## What is asked
From the listing below, extract every line containing "сварки".

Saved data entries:
● ● ●
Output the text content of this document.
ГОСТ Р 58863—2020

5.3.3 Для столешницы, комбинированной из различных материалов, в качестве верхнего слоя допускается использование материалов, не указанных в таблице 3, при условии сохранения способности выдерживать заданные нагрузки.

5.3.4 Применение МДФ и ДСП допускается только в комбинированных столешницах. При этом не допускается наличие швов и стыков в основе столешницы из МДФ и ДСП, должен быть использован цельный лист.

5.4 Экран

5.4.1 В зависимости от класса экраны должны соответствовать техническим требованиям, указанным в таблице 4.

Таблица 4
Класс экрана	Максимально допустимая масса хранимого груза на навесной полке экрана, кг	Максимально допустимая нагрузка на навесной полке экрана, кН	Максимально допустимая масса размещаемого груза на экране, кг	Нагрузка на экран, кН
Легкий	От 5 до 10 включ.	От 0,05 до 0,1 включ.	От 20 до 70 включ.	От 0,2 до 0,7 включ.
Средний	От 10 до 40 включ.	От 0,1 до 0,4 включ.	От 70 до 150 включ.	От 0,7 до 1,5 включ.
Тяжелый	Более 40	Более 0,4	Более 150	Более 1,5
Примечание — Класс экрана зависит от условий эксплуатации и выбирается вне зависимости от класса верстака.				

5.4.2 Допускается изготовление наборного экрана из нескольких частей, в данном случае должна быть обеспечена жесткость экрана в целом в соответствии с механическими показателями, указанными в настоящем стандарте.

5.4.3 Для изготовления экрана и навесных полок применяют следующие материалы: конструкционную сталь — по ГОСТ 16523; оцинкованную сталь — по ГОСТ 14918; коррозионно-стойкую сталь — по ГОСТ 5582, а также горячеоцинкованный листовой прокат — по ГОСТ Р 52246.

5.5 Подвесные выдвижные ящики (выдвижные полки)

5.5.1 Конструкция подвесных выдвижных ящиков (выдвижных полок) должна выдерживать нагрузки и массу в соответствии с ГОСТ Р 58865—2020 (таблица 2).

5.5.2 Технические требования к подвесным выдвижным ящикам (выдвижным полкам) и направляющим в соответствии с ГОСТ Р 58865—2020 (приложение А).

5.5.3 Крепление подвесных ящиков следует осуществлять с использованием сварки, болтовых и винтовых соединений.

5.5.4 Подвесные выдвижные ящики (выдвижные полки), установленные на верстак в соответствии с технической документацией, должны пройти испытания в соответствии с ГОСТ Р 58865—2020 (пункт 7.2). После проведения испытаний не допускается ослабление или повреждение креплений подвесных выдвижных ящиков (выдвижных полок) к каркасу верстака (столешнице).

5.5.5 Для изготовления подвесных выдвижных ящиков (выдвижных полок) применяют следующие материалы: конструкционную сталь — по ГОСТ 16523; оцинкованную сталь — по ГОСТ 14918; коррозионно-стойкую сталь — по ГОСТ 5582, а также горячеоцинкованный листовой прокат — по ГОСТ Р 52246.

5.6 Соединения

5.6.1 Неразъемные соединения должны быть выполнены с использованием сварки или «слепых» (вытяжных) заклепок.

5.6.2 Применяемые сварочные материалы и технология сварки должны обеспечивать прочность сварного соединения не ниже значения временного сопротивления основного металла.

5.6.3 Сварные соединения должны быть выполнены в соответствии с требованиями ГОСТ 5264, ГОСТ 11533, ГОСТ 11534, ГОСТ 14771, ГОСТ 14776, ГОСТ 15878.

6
● ● ●
## Written solution
5.5.3 Крепление подвесных ящиков следует осуществлять с использованием сварки, болтовых и винтовых соединений.
5.6.1 Неразъемные соединения должны быть выполнены с использованием сварки или «слепых» (вытяжных) заклепок.
5.6.2 Применяемые сварочные материалы и технология сварки должны обеспечивать прочность сварного соединения не ниже значения временного сопротивления основного металла.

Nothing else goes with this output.